What is expected
Restate every line of the material, word for word.

## start Data for this task

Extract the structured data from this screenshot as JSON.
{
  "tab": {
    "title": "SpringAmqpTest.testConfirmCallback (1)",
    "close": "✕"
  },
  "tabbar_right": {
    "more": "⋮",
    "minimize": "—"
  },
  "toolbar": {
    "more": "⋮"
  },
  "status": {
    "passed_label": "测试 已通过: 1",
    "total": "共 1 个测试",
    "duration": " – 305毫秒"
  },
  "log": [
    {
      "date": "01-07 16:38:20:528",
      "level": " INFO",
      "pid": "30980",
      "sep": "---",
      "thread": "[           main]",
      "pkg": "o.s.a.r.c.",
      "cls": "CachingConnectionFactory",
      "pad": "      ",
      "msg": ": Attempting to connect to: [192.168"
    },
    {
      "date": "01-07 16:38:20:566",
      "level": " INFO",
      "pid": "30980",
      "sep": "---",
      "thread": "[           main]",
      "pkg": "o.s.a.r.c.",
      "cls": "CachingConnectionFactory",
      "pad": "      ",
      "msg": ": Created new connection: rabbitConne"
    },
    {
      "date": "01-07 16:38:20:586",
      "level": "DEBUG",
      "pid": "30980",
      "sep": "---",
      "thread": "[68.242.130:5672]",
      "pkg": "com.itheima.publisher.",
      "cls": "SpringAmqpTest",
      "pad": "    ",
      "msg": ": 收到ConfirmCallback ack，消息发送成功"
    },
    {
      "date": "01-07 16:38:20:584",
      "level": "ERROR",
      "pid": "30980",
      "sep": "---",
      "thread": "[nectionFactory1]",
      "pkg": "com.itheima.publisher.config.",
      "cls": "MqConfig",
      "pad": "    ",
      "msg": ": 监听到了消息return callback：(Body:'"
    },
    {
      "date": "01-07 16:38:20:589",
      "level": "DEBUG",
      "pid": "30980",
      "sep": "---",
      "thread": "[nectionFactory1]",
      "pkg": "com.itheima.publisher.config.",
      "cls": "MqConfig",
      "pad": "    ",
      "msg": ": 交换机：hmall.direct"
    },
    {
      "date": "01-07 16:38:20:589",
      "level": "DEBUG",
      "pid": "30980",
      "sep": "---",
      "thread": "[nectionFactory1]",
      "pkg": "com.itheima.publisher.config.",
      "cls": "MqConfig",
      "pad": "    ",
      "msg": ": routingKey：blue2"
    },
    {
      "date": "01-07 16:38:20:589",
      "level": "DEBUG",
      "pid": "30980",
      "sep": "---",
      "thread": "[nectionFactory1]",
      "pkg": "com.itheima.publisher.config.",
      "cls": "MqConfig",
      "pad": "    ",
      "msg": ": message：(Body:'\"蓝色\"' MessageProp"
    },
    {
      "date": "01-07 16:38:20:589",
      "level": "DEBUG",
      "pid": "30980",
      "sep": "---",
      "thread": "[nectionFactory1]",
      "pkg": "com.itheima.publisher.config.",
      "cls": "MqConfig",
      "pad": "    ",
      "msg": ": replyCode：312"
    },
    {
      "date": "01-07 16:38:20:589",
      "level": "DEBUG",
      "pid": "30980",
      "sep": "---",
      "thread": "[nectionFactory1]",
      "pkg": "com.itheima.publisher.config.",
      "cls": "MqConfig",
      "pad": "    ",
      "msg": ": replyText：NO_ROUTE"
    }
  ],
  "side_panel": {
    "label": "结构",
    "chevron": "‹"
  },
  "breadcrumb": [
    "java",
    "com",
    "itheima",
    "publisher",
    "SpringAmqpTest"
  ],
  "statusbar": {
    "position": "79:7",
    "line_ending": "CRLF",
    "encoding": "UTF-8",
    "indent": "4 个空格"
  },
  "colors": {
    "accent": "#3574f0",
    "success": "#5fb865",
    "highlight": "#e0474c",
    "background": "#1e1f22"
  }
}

## end Data for this task

Reply to the task
Extract the structured data from this screenshot as JSON.
{
  "tab": {
    "title": "SpringAmqpTest.testConfirmCallback (1)",
    "close": "✕"
  },
  "tabbar_right": {
    "more": "⋮",
    "minimize": "—"
  },
  "toolbar": {
    "more": "⋮"
  },
  "status": {
    "passed_label": "测试 已通过: 1",
    "total": "共 1 个测试",
    "duration": " – 305毫秒"
  },
  "log": [
    {
      "date": "01-07 16:38:20:528",
      "level": " INFO",
      "pid": "30980",
      "sep": "---",
      "thread": "[           main]",
      "pkg": "o.s.a.r.c.",
      "cls": "CachingConnectionFactory",
      "pad": "      ",
      "msg": ": Attempting to connect to: [192.168"
    },
    {
      "date": "01-07 16:38:20:566",
      "level": " INFO",
      "pid": "30980",
      "sep": "---",
      "thread": "[           main]",
      "pkg": "o.s.a.r.c.",
      "cls": "CachingConnectionFactory",
      "pad": "      ",
      "msg": ": Created new connection: rabbitConne"
    },
    {
      "date": "01-07 16:38:20:586",
      "level": "DEBUG",
      "pid": "30980",
      "sep": "---",
      "thread": "[68.242.130:5672]",
      "pkg": "com.itheima.publisher.",
      "cls": "SpringAmqpTest",
      "pad": "    ",
      "msg": ": 收到ConfirmCallback ack，消息发送成功"
    },
    {
      "date": "01-07 16:38:20:584",
      "level": "ERROR",
      "pid": "30980",
      "sep": "---",
      "thread": "[nectionFactory1]",
      "pkg": "com.itheima.publisher.config.",
      "cls": "MqConfig",
      "pad": "    ",
      "msg": ": 监听到了消息return callback：(Body:'"
    },
    {
      "date": "01-07 16:38:20:589",
      "level": "DEBUG",
      "pid": "30980",
      "sep": "---",
      "thread": "[nectionFactory1]",
      "pkg": "com.itheima.publisher.config.",
      "cls": "MqConfig",
      "pad": "    ",
      "msg": ": 交换机：hmall.direct"
    },
    {
      "date": "01-07 16:38:20:589",
      "level": "DEBUG",
      "pid": "30980",
      "sep": "---",
      "thread": "[nectionFactory1]",
      "pkg": "com.itheima.publisher.config.",
      "cls": "MqConfig",
      "pad": "    ",
      "msg": ": routingKey：blue2"
    },
    {
      "date": "01-07 16:38:20:589",
      "level": "DEBUG",
      "pid": "30980",
      "sep": "---",
      "thread": "[nectionFactory1]",
      "pkg": "com.itheima.publisher.config.",
      "cls": "MqConfig",
      "pad": "    ",
      "msg": ": message：(Body:'\"蓝色\"' MessageProp"
    },
    {
      "date": "01-07 16:38:20:589",
      "level": "DEBUG",
      "pid": "30980",
      "sep": "---",
      "thread": "[nectionFactory1]",
      "pkg": "com.itheima.publisher.config.",
      "cls": "MqConfig",
      "pad": "    ",
      "msg": ": replyCode：312"
    },
    {
      "date": "01-07 16:38:20:589",
      "level": "DEBUG",
      "pid": "30980",
      "sep": "---",
      "thread": "[nectionFactory1]",
      "pkg": "com.itheima.publisher.config.",
      "cls": "MqConfig",
      "pad": "    ",
      "msg": ": replyText：NO_ROUTE"
    }
  ],
  "side_panel": {
    "label": "结构",
    "chevron": "‹"
  },
  "breadcrumb": [
    "java",
    "com",
    "itheima",
    "publisher",
    "SpringAmqpTest"
  ],
  "statusbar": {
    "position": "79:7",
    "line_ending": "CRLF",
    "encoding": "UTF-8",
    "indent": "4 个空格"
  },
  "colors": {
    "accent": "#3574f0",
    "success": "#5fb865",
    "highlight": "#e0474c",
    "background": "#1e1f22"
  }
}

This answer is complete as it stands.